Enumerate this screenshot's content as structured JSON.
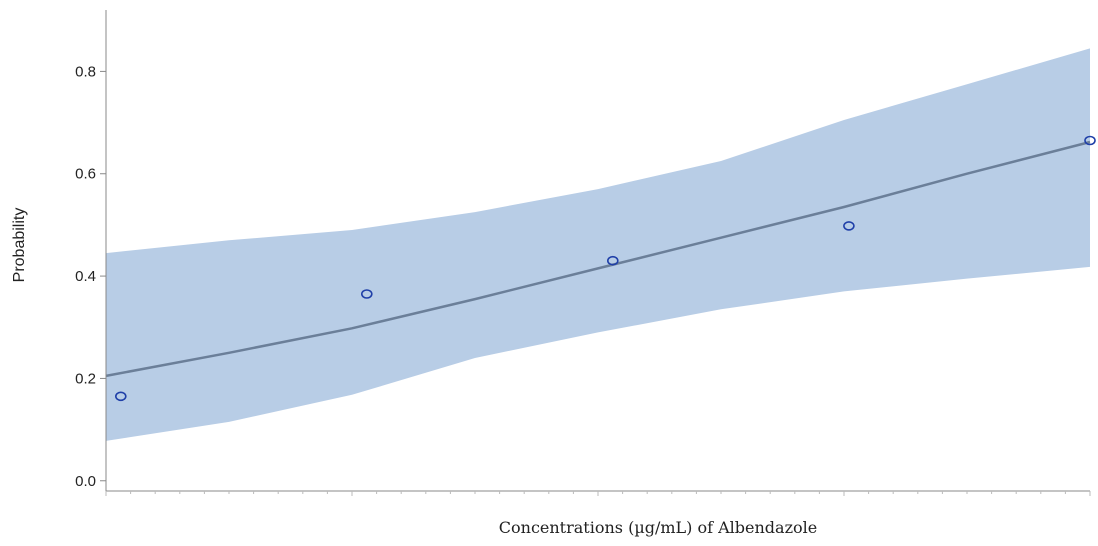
{
  "chart_data": {
    "type": "line",
    "title": "",
    "xlabel": "Concentrations (µg/mL) of Albendazole",
    "ylabel": "Probability",
    "xlim": [
      0,
      4
    ],
    "ylim": [
      -0.02,
      0.92
    ],
    "yticks": [
      0.0,
      0.2,
      0.4,
      0.6,
      0.8
    ],
    "ytick_labels": [
      "0.0",
      "0.2",
      "0.4",
      "0.6",
      "0.8"
    ],
    "grid": false,
    "legend": "none",
    "observed_points": {
      "x": [
        0.06,
        1.06,
        2.06,
        3.02,
        4.0
      ],
      "y": [
        0.165,
        0.365,
        0.43,
        0.498,
        0.665
      ]
    },
    "fitted_line": {
      "x": [
        0,
        0.5,
        1,
        1.5,
        2,
        2.5,
        3,
        3.5,
        4
      ],
      "y": [
        0.205,
        0.25,
        0.298,
        0.355,
        0.415,
        0.475,
        0.535,
        0.6,
        0.662
      ]
    },
    "confidence_band": {
      "x": [
        0,
        0.5,
        1,
        1.5,
        2,
        2.5,
        3,
        3.5,
        4
      ],
      "lower": [
        0.078,
        0.115,
        0.168,
        0.24,
        0.29,
        0.335,
        0.37,
        0.395,
        0.418
      ],
      "upper": [
        0.445,
        0.47,
        0.49,
        0.525,
        0.57,
        0.625,
        0.705,
        0.775,
        0.845
      ]
    },
    "colors": {
      "band": "#b8cde6",
      "line": "#6b7f99",
      "point": "#1f3fa8",
      "axis": "#888888"
    }
  }
}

____

Direction. Give the material again exactly as it is, but keep the pictures out.

Answer for this exercise.
Enumerate this screenshot's content as structured JSON.
{
  "chart_data": {
    "type": "line",
    "title": "",
    "xlabel": "Concentrations (µg/mL) of Albendazole",
    "ylabel": "Probability",
    "xlim": [
      0,
      4
    ],
    "ylim": [
      -0.02,
      0.92
    ],
    "yticks": [
      0.0,
      0.2,
      0.4,
      0.6,
      0.8
    ],
    "ytick_labels": [
      "0.0",
      "0.2",
      "0.4",
      "0.6",
      "0.8"
    ],
    "grid": false,
    "legend": "none",
    "observed_points": {
      "x": [
        0.06,
        1.06,
        2.06,
        3.02,
        4.0
      ],
      "y": [
        0.165,
        0.365,
        0.43,
        0.498,
        0.665
      ]
    },
    "fitted_line": {
      "x": [
        0,
        0.5,
        1,
        1.5,
        2,
        2.5,
        3,
        3.5,
        4
      ],
      "y": [
        0.205,
        0.25,
        0.298,
        0.355,
        0.415,
        0.475,
        0.535,
        0.6,
        0.662
      ]
    },
    "confidence_band": {
      "x": [
        0,
        0.5,
        1,
        1.5,
        2,
        2.5,
        3,
        3.5,
        4
      ],
      "lower": [
        0.078,
        0.115,
        0.168,
        0.24,
        0.29,
        0.335,
        0.37,
        0.395,
        0.418
      ],
      "upper": [
        0.445,
        0.47,
        0.49,
        0.525,
        0.57,
        0.625,
        0.705,
        0.775,
        0.845
      ]
    },
    "colors": {
      "band": "#b8cde6",
      "line": "#6b7f99",
      "point": "#1f3fa8",
      "axis": "#888888"
    }
  }
}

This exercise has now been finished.